Skip the pictures and extract all of the lines exactly as written.

Dataset items:
----

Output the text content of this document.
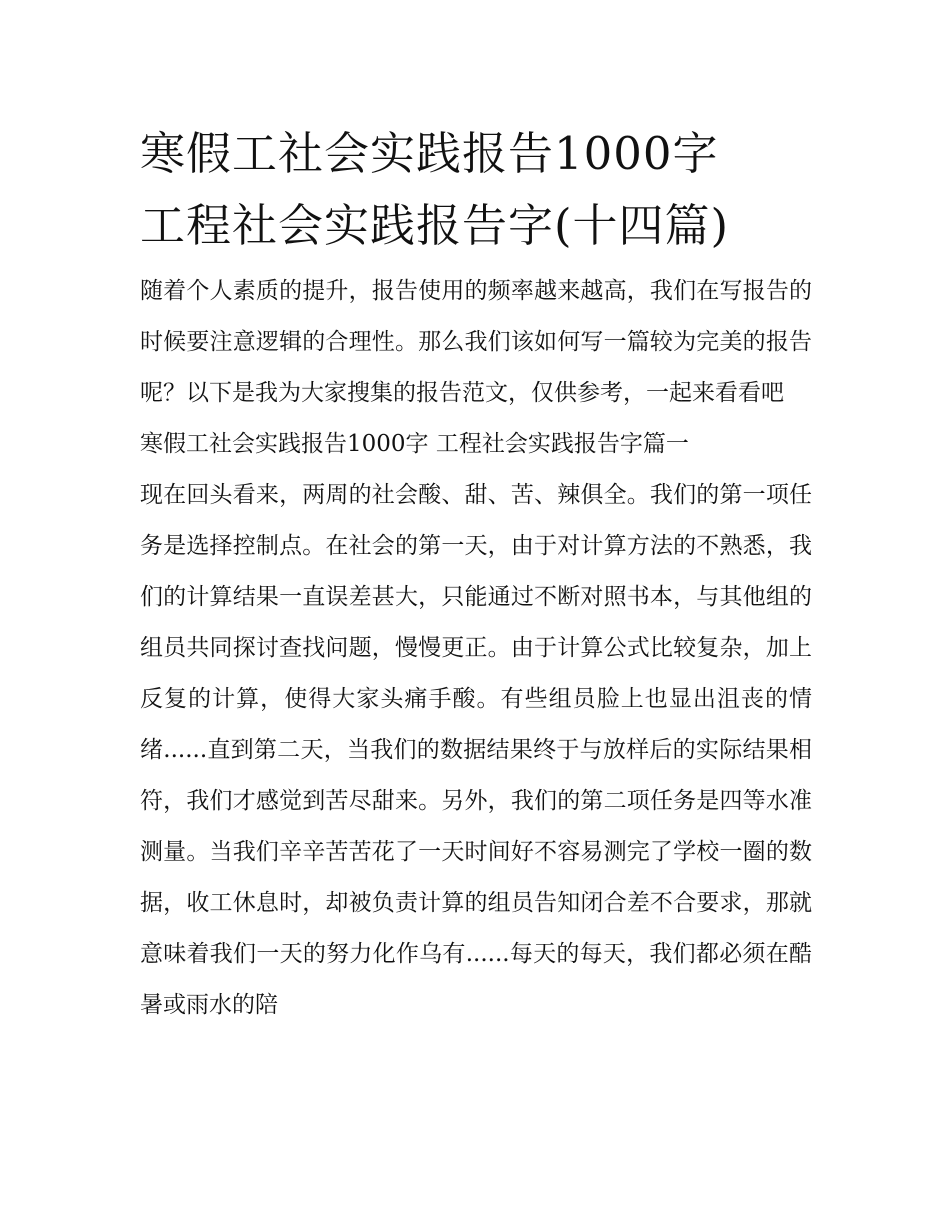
寒假工社会实践报告1000字
工程社会实践报告字(十四篇)

随着个人素质的提升，报告使用的频率越来越高，我们在写报告的时候要注意逻辑的合理性。那么我们该如何写一篇较为完美的报告呢？以下是我为大家搜集的报告范文，仅供参考，一起来看看吧

寒假工社会实践报告1000字 工程社会实践报告字篇一

现在回头看来，两周的社会酸、甜、苦、辣俱全。我们的第一项任务是选择控制点。在社会的第一天，由于对计算方法的不熟悉，我们的计算结果一直误差甚大，只能通过不断对照书本，与其他组的组员共同探讨查找问题，慢慢更正。由于计算公式比较复杂，加上反复的计算，使得大家头痛手酸。有些组员脸上也显出沮丧的情绪......直到第二天，当我们的数据结果终于与放样后的实际结果相符，我们才感觉到苦尽甜来。另外，我们的第二项任务是四等水准测量。当我们辛辛苦苦花了一天时间好不容易测完了学校一圈的数据，收工休息时，却被负责计算的组员告知闭合差不合要求，那就意味着我们一天的努力化作乌有......每天的每天，我们都必须在酷暑或雨水的陪
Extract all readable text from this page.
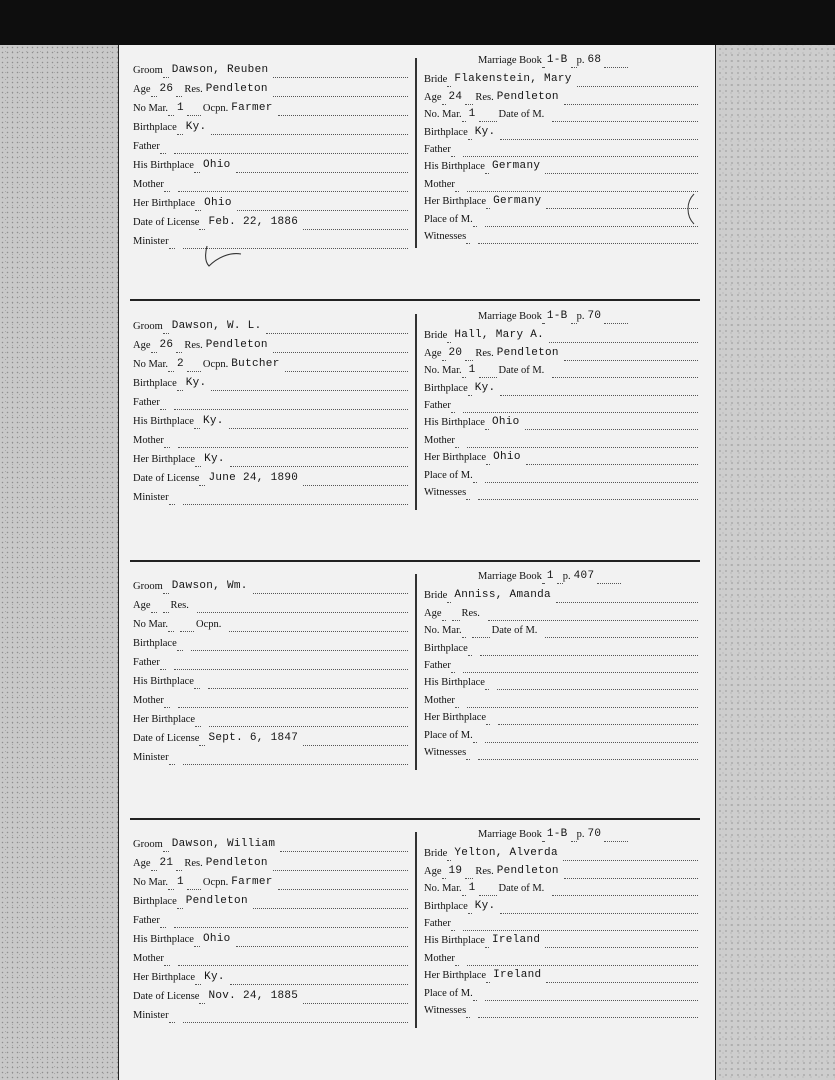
Groom Dawson, Reuben
Age 26 Res. Pendleton
No Mar. 1 Ocpn. Farmer
Birthplace Ky.
Father
His Birthplace Ohio
Mother
Her Birthplace Ohio
Date of License Feb. 22, 1886
Minister
Marriage Book 1-B p. 68
Bride Flakenstein, Mary
Age 24 Res. Pendleton
No. Mar. 1 Date of M.
Birthplace Ky.
Father
His Birthplace Germany
Mother
Her Birthplace Germany
Place of M.
Witnesses
Groom Dawson, W. L.
Age 26 Res. Pendleton
No Mar. 2 Ocpn. Butcher
Birthplace Ky.
Father
His Birthplace Ky.
Mother
Her Birthplace Ky.
Date of License June 24, 1890
Minister
Marriage Book 1-B p. 70
Bride Hall, Mary A.
Age 20 Res. Pendleton
No. Mar. 1 Date of M.
Birthplace Ky.
Father
His Birthplace Ohio
Mother
Her Birthplace Ohio
Place of M.
Witnesses
Groom Dawson, Wm.
Age Res.
No Mar.	Ocpn.
Birthplace
Father
His Birthplace
Mother
Her Birthplace
Date of License Sept. 6, 1847
Minister
Marriage Book 1 p. 407
Bride Anniss, Amanda
Age Res.
No. Mar.	Date of M.
Birthplace
Father
His Birthplace
Mother
Her Birthplace
Place of M.
Witnesses
Groom Dawson, William
Age 21 Res. Pendleton
No Mar. 1 Ocpn. Farmer
Birthplace Pendleton
Father
His Birthplace Ohio
Mother
Her Birthplace Ky.
Date of License Nov. 24, 1885
Minister
Marriage Book 1-B p. 70
Bride Yelton, Alverda
Age 19 Res. Pendleton
No. Mar. 1 Date of M.
Birthplace Ky.
Father
His Birthplace Ireland
Mother
Her Birthplace Ireland
Place of M.
Witnesses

----

FULL RESPONSE:
Output the text content of this document.
寒假工社会实践报告1000字
工程社会实践报告字(十四篇)

随着个人素质的提升，报告使用的频率越来越高，我们在写报告的时候要注意逻辑的合理性。那么我们该如何写一篇较为完美的报告呢？以下是我为大家搜集的报告范文，仅供参考，一起来看看吧

寒假工社会实践报告1000字 工程社会实践报告字篇一

现在回头看来，两周的社会酸、甜、苦、辣俱全。我们的第一项任务是选择控制点。在社会的第一天，由于对计算方法的不熟悉，我们的计算结果一直误差甚大，只能通过不断对照书本，与其他组的组员共同探讨查找问题，慢慢更正。由于计算公式比较复杂，加上反复的计算，使得大家头痛手酸。有些组员脸上也显出沮丧的情绪......直到第二天，当我们的数据结果终于与放样后的实际结果相符，我们才感觉到苦尽甜来。另外，我们的第二项任务是四等水准测量。当我们辛辛苦苦花了一天时间好不容易测完了学校一圈的数据，收工休息时，却被负责计算的组员告知闭合差不合要求，那就意味着我们一天的努力化作乌有......每天的每天，我们都必须在酷暑或雨水的陪
Extract all readable text from this page.
Groom Dawson, Reuben
Age 26 Res. Pendleton
No Mar. 1 Ocpn. Farmer
Birthplace Ky.
Father
His Birthplace Ohio
Mother
Her Birthplace Ohio
Date of License Feb. 22, 1886
Minister
Marriage Book 1-B p. 68
Bride Flakenstein, Mary
Age 24 Res. Pendleton
No. Mar. 1 Date of M.
Birthplace Ky.
Father
His Birthplace Germany
Mother
Her Birthplace Germany
Place of M.
Witnesses
Groom Dawson, W. L.
Age 26 Res. Pendleton
No Mar. 2 Ocpn. Butcher
Birthplace Ky.
Father
His Birthplace Ky.
Mother
Her Birthplace Ky.
Date of License June 24, 1890
Minister
Marriage Book 1-B p. 70
Bride Hall, Mary A.
Age 20 Res. Pendleton
No. Mar. 1 Date of M.
Birthplace Ky.
Father
His Birthplace Ohio
Mother
Her Birthplace Ohio
Place of M.
Witnesses
Groom Dawson, Wm.
Age Res.
No Mar.	Ocpn.
Birthplace
Father
His Birthplace
Mother
Her Birthplace
Date of License Sept. 6, 1847
Minister
Marriage Book 1 p. 407
Bride Anniss, Amanda
Age Res.
No. Mar.	Date of M.
Birthplace
Father
His Birthplace
Mother
Her Birthplace
Place of M.
Witnesses
Groom Dawson, William
Age 21 Res. Pendleton
No Mar. 1 Ocpn. Farmer
Birthplace Pendleton
Father
His Birthplace Ohio
Mother
Her Birthplace Ky.
Date of License Nov. 24, 1885
Minister
Marriage Book 1-B p. 70
Bride Yelton, Alverda
Age 19 Res. Pendleton
No. Mar. 1 Date of M.
Birthplace Ky.
Father
His Birthplace Ireland
Mother
Her Birthplace Ireland
Place of M.
Witnesses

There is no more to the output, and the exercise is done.